▸ **Given exercise**: Reproduce all records exactly.
┏━━
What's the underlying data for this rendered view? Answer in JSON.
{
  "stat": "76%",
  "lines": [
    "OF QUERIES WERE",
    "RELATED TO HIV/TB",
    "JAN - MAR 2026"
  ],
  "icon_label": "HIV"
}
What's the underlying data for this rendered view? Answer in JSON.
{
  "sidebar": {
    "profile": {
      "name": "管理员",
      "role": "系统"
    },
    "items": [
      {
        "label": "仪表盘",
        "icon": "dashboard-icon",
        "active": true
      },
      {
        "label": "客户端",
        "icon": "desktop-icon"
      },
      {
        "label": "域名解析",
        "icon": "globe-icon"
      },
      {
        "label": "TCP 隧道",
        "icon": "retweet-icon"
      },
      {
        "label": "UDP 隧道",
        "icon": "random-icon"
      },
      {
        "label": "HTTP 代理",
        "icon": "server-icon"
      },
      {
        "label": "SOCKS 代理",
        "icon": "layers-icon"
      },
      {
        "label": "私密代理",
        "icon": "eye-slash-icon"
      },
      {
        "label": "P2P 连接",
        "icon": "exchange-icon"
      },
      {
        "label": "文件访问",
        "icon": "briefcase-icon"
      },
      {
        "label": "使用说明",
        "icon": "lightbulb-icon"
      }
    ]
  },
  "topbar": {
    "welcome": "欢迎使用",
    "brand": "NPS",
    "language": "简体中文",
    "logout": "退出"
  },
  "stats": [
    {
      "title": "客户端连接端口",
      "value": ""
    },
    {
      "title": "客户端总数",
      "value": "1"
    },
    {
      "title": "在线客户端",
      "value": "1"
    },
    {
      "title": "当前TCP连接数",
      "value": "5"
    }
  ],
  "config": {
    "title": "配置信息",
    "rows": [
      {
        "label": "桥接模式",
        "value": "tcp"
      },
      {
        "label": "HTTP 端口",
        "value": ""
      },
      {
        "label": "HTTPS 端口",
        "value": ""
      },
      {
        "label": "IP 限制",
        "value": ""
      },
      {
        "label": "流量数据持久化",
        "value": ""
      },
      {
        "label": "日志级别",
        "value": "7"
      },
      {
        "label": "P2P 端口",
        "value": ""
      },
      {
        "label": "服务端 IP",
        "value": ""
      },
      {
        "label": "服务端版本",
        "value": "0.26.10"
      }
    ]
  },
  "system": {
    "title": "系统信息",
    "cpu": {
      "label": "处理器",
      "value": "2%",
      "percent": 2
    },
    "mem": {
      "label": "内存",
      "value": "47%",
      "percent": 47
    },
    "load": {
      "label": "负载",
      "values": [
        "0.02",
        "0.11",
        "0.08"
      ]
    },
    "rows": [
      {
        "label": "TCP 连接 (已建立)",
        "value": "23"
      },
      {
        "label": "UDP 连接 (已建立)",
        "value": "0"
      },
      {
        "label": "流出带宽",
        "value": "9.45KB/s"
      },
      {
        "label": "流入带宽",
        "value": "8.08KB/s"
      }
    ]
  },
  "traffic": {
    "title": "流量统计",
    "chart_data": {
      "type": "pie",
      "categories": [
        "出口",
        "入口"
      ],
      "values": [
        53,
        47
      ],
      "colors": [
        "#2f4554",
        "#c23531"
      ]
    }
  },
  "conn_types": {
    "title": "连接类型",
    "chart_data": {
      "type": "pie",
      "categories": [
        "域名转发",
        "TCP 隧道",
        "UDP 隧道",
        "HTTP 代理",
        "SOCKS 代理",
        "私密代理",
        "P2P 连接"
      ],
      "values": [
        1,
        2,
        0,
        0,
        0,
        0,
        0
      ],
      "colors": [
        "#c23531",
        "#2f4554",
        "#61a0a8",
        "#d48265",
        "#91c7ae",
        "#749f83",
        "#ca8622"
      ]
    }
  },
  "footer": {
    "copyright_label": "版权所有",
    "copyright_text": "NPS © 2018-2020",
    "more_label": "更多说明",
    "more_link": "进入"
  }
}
┗━━
▸ **Reply**:
What's the underlying data for this rendered view? Answer in JSON.
{
  "stat": "76%",
  "lines": [
    "OF QUERIES WERE",
    "RELATED TO HIV/TB",
    "JAN - MAR 2026"
  ],
  "icon_label": "HIV"
}
What's the underlying data for this rendered view? Answer in JSON.
{
  "sidebar": {
    "profile": {
      "name": "管理员",
      "role": "系统"
    },
    "items": [
      {
        "label": "仪表盘",
        "icon": "dashboard-icon",
        "active": true
      },
      {
        "label": "客户端",
        "icon": "desktop-icon"
      },
      {
        "label": "域名解析",
        "icon": "globe-icon"
      },
      {
        "label": "TCP 隧道",
        "icon": "retweet-icon"
      },
      {
        "label": "UDP 隧道",
        "icon": "random-icon"
      },
      {
        "label": "HTTP 代理",
        "icon": "server-icon"
      },
      {
        "label": "SOCKS 代理",
        "icon": "layers-icon"
      },
      {
        "label": "私密代理",
        "icon": "eye-slash-icon"
      },
      {
        "label": "P2P 连接",
        "icon": "exchange-icon"
      },
      {
        "label": "文件访问",
        "icon": "briefcase-icon"
      },
      {
        "label": "使用说明",
        "icon": "lightbulb-icon"
      }
    ]
  },
  "topbar": {
    "welcome": "欢迎使用",
    "brand": "NPS",
    "language": "简体中文",
    "logout": "退出"
  },
  "stats": [
    {
      "title": "客户端连接端口",
      "value": ""
    },
    {
      "title": "客户端总数",
      "value": "1"
    },
    {
      "title": "在线客户端",
      "value": "1"
    },
    {
      "title": "当前TCP连接数",
      "value": "5"
    }
  ],
  "config": {
    "title": "配置信息",
    "rows": [
      {
        "label": "桥接模式",
        "value": "tcp"
      },
      {
        "label": "HTTP 端口",
        "value": ""
      },
      {
        "label": "HTTPS 端口",
        "value": ""
      },
      {
        "label": "IP 限制",
        "value": ""
      },
      {
        "label": "流量数据持久化",
        "value": ""
      },
      {
        "label": "日志级别",
        "value": "7"
      },
      {
        "label": "P2P 端口",
        "value": ""
      },
      {
        "label": "服务端 IP",
        "value": ""
      },
      {
        "label": "服务端版本",
        "value": "0.26.10"
      }
    ]
  },
  "system": {
    "title": "系统信息",
    "cpu": {
      "label": "处理器",
      "value": "2%",
      "percent": 2
    },
    "mem": {
      "label": "内存",
      "value": "47%",
      "percent": 47
    },
    "load": {
      "label": "负载",
      "values": [
        "0.02",
        "0.11",
        "0.08"
      ]
    },
    "rows": [
      {
        "label": "TCP 连接 (已建立)",
        "value": "23"
      },
      {
        "label": "UDP 连接 (已建立)",
        "value": "0"
      },
      {
        "label": "流出带宽",
        "value": "9.45KB/s"
      },
      {
        "label": "流入带宽",
        "value": "8.08KB/s"
      }
    ]
  },
  "traffic": {
    "title": "流量统计",
    "chart_data": {
      "type": "pie",
      "categories": [
        "出口",
        "入口"
      ],
      "values": [
        53,
        47
      ],
      "colors": [
        "#2f4554",
        "#c23531"
      ]
    }
  },
  "conn_types": {
    "title": "连接类型",
    "chart_data": {
      "type": "pie",
      "categories": [
        "域名转发",
        "TCP 隧道",
        "UDP 隧道",
        "HTTP 代理",
        "SOCKS 代理",
        "私密代理",
        "P2P 连接"
      ],
      "values": [
        1,
        2,
        0,
        0,
        0,
        0,
        0
      ],
      "colors": [
        "#c23531",
        "#2f4554",
        "#61a0a8",
        "#d48265",
        "#91c7ae",
        "#749f83",
        "#ca8622"
      ]
    }
  },
  "footer": {
    "copyright_label": "版权所有",
    "copyright_text": "NPS © 2018-2020",
    "more_label": "更多说明",
    "more_link": "进入"
  }
}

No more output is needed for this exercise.